(Entries taken from a collection)
** begin **

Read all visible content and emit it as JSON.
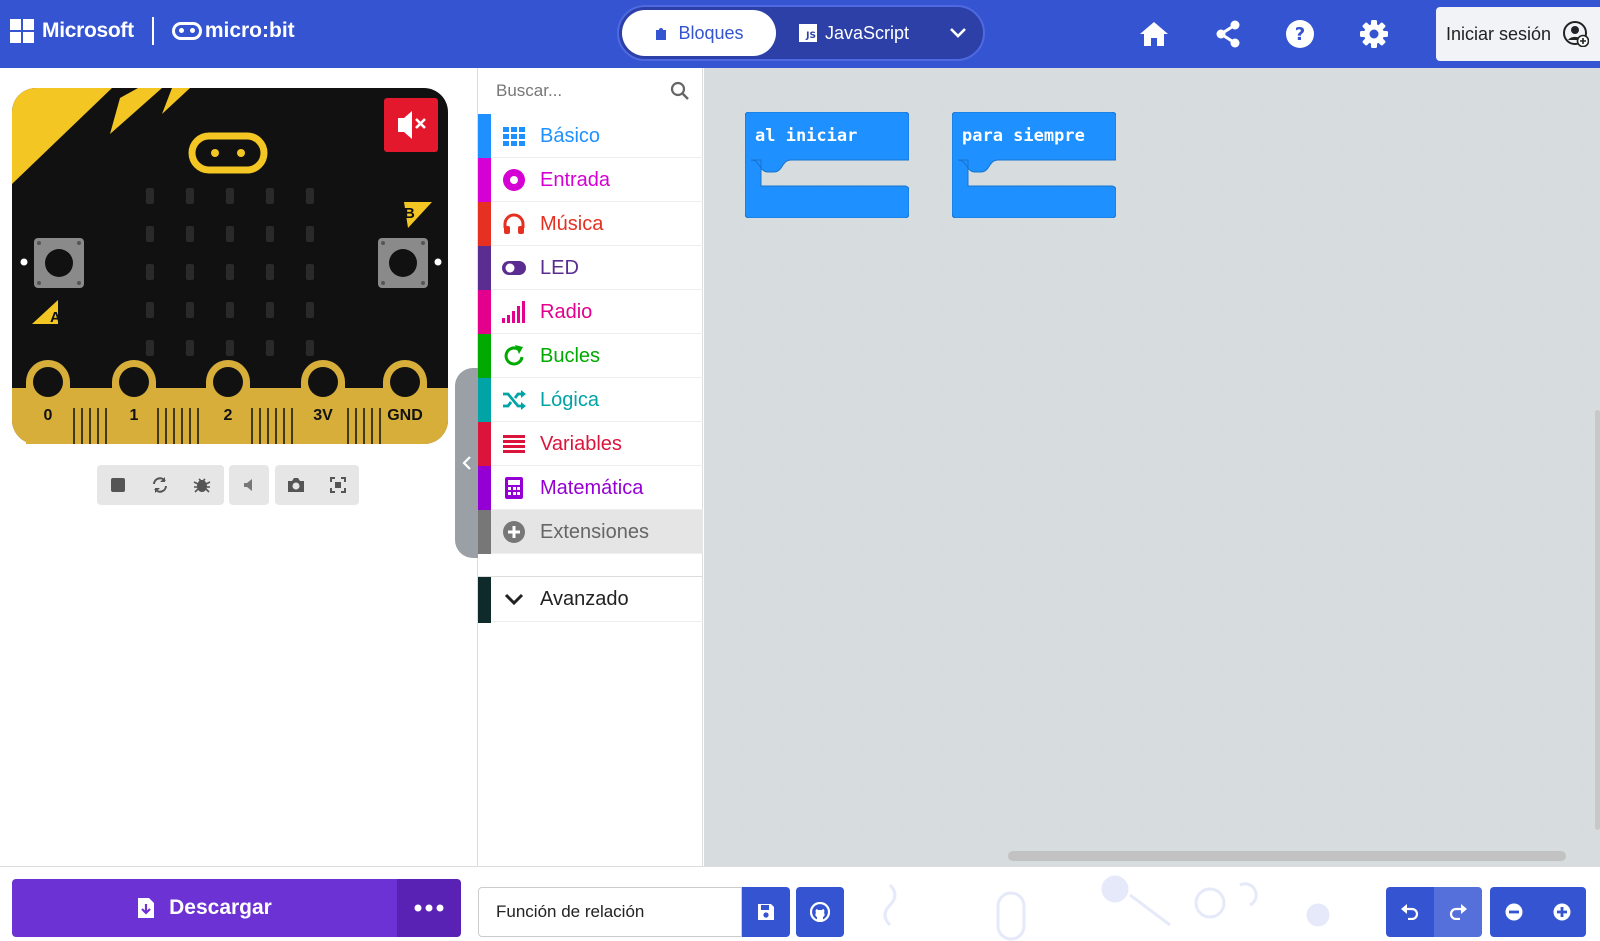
{
  "header": {
    "brand": "Microsoft",
    "product": "micro:bit",
    "tabs": [
      {
        "label": "Bloques",
        "active": true,
        "icon": "puzzle-icon"
      },
      {
        "label": "JavaScript",
        "active": false,
        "icon": "js-icon",
        "icon_text": "JS"
      }
    ],
    "icons": [
      "home-icon",
      "share-icon",
      "help-icon",
      "gear-icon"
    ],
    "signin_label": "Iniciar sesión",
    "colors": {
      "bar": "#3454d1",
      "toggle_bg": "#2c40a8"
    }
  },
  "simulator": {
    "pins": [
      "0",
      "1",
      "2",
      "3V",
      "GND"
    ],
    "button_a": "A",
    "button_b": "B",
    "mute_icon": "mute-icon",
    "toolbar_icons": [
      "stop-icon",
      "restart-icon",
      "debug-icon",
      "volume-icon",
      "screenshot-icon",
      "fullscreen-icon"
    ]
  },
  "toolbox": {
    "search_placeholder": "Buscar...",
    "categories": [
      {
        "label": "Básico",
        "color": "#1e90ff",
        "icon": "grid-icon"
      },
      {
        "label": "Entrada",
        "color": "#d400d4",
        "icon": "circle-dot-icon"
      },
      {
        "label": "Música",
        "color": "#e63022",
        "icon": "headphones-icon"
      },
      {
        "label": "LED",
        "color": "#5c2d91",
        "icon": "toggle-icon"
      },
      {
        "label": "Radio",
        "color": "#e3008c",
        "icon": "signal-bars-icon"
      },
      {
        "label": "Bucles",
        "color": "#00aa00",
        "icon": "refresh-icon"
      },
      {
        "label": "Lógica",
        "color": "#00a4a6",
        "icon": "shuffle-icon"
      },
      {
        "label": "Variables",
        "color": "#dc143c",
        "icon": "list-icon"
      },
      {
        "label": "Matemática",
        "color": "#9400d3",
        "icon": "calculator-icon"
      },
      {
        "label": "Extensiones",
        "color": "#777777",
        "icon": "plus-circle-icon"
      }
    ],
    "advanced": {
      "label": "Avanzado",
      "color": "#0e2a2a",
      "icon": "chevron-down-icon"
    }
  },
  "workspace": {
    "blocks": [
      {
        "label": "al iniciar",
        "color": "#1e90ff"
      },
      {
        "label": "para siempre",
        "color": "#1e90ff"
      }
    ]
  },
  "bottom": {
    "download_label": "Descargar",
    "project_name": "Función de relación",
    "colors": {
      "download": "#6d32d4",
      "download_more": "#5a22b4"
    }
  }
}
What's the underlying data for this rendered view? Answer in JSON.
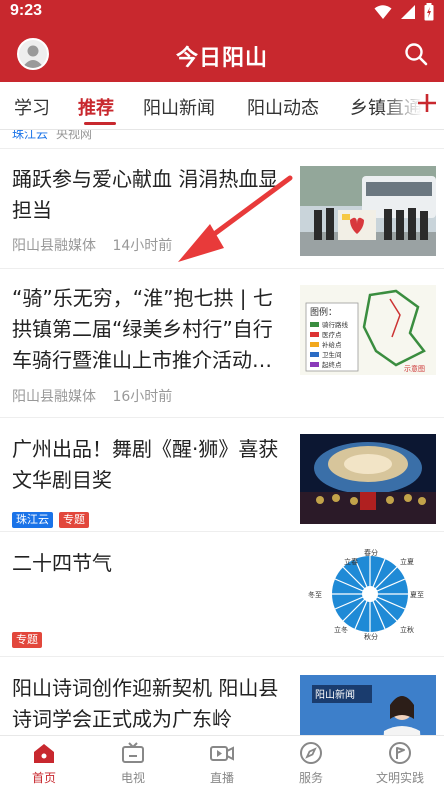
{
  "status": {
    "time": "9:23"
  },
  "header": {
    "title": "今日阳山"
  },
  "tabs": [
    {
      "label": "学习"
    },
    {
      "label": "推荐"
    },
    {
      "label": "阳山新闻"
    },
    {
      "label": "阳山动态"
    },
    {
      "label": "乡镇直通"
    }
  ],
  "cut_item": {
    "tag": "珠江云",
    "source": "央视网"
  },
  "articles": [
    {
      "title": "踊跃参与爱心献血 涓涓热血显担当",
      "source": "阳山县融媒体",
      "time": "14小时前"
    },
    {
      "title": "“骑”乐无穷，“淮”抱七拱 | 七拱镇第二届“绿美乡村行”自行车骑行暨淮山上市推介活动…",
      "source": "阳山县融媒体",
      "time": "16小时前",
      "map_legend": "图例：",
      "map_items": [
        "骑行路线",
        "医疗点",
        "补给点",
        "卫生间",
        "起终点"
      ],
      "map_label": "示意图"
    },
    {
      "title": "广州出品！舞剧《醒·狮》喜获文华剧目奖",
      "tags": [
        "珠江云",
        "专题"
      ]
    },
    {
      "title": "二十四节气",
      "tags": [
        "专题"
      ],
      "wheel_labels": [
        "立春",
        "立夏",
        "立秋",
        "立冬",
        "冬至",
        "夏至",
        "春分",
        "秋分"
      ]
    },
    {
      "title": "阳山诗词创作迎新契机 阳山县诗词学会正式成为广东岭",
      "caption": "阳山新闻"
    }
  ],
  "nav": [
    {
      "label": "首页"
    },
    {
      "label": "电视"
    },
    {
      "label": "直播"
    },
    {
      "label": "服务"
    },
    {
      "label": "文明实践"
    }
  ],
  "colors": {
    "brand": "#c8282e",
    "tag_blue": "#1a73e8",
    "tag_red": "#e2473c"
  }
}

** end **

* _JOB_
Your task is to gather all lines from the entries above that hold the word "JSON".

* _COMPLETE OUTPUT_
Read all visible content and emit it as JSON.
What's the underlying data for this rendered view? Answer in JSON.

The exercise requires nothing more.